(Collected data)
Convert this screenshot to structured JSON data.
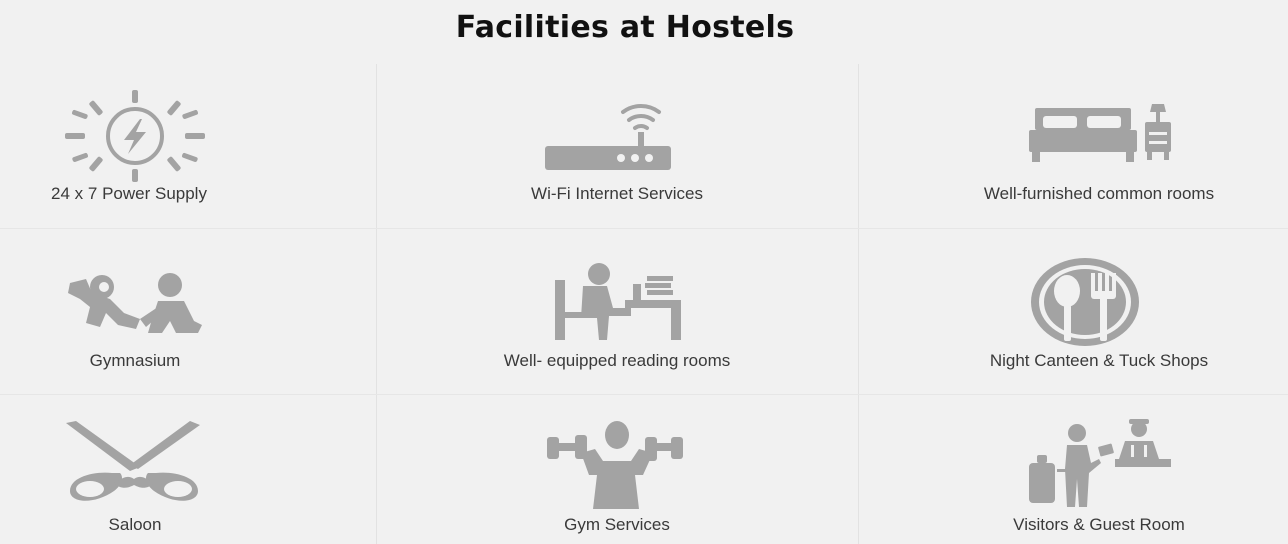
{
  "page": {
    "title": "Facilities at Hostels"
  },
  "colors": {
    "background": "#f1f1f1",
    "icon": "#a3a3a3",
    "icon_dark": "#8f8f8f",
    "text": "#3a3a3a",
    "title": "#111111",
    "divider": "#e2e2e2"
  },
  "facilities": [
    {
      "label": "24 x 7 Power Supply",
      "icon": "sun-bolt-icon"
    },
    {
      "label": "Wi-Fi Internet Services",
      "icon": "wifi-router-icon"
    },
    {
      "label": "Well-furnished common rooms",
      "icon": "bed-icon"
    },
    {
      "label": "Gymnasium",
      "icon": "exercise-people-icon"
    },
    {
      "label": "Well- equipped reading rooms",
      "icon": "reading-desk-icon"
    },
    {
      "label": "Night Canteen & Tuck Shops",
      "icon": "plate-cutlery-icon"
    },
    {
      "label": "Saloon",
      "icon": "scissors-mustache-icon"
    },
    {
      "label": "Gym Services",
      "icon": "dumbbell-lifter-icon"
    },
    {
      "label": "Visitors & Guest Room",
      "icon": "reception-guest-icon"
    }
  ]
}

--

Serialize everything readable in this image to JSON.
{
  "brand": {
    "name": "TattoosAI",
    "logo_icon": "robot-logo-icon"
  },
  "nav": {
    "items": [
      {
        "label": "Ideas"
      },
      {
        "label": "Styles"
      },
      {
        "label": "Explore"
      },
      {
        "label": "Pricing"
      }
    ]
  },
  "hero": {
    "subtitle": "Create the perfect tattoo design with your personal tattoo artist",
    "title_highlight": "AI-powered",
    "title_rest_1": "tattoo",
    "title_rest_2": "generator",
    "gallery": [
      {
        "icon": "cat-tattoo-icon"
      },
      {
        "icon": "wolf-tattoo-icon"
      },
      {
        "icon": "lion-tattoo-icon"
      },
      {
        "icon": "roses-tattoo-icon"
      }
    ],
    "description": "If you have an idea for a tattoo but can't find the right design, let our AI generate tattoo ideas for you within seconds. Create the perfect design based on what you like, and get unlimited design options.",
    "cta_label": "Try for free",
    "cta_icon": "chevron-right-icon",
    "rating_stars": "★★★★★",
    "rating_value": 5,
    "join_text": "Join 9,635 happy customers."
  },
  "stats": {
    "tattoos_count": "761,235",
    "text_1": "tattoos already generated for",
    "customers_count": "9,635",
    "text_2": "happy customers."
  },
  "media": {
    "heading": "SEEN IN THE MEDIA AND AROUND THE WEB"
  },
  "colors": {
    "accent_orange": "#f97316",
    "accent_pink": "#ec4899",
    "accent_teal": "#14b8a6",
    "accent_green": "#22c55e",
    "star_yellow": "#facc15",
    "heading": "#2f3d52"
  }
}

...

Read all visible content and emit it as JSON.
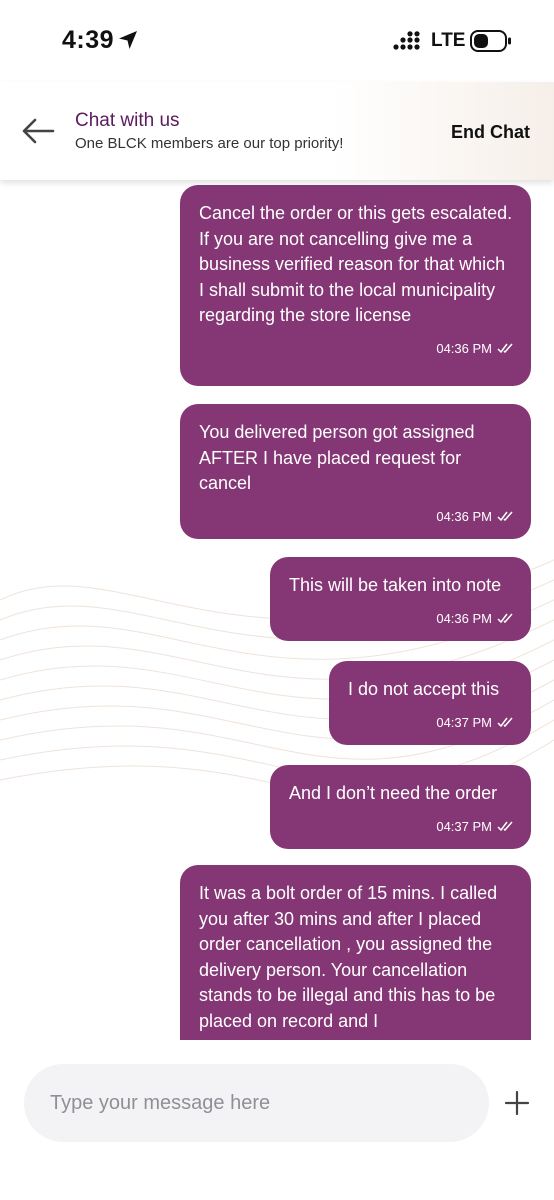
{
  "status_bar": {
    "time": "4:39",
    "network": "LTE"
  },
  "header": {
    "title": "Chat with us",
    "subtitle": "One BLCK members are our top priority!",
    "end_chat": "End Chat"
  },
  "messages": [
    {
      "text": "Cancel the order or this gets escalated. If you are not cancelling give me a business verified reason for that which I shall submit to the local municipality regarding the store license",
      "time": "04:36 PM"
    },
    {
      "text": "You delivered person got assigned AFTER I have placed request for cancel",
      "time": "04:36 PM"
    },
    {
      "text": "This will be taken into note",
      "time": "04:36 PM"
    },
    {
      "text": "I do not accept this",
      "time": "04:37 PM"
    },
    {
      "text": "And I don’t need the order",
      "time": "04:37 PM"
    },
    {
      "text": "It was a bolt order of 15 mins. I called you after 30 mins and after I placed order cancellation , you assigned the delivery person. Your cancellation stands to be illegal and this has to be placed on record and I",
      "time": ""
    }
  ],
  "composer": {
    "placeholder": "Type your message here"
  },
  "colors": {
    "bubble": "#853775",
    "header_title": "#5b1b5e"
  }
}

WORK REQUIRED: Only lines that contain the word "right" are wanted; copy each of them.

SOLVED PROBLEM:
    "description": "If you have an idea for a tattoo but can't find the right design, let our AI generate tattoo ideas for you within seconds. Create the perfect design based on what you like, and get unlimited design options.",
    "cta_icon": "chevron-right-icon",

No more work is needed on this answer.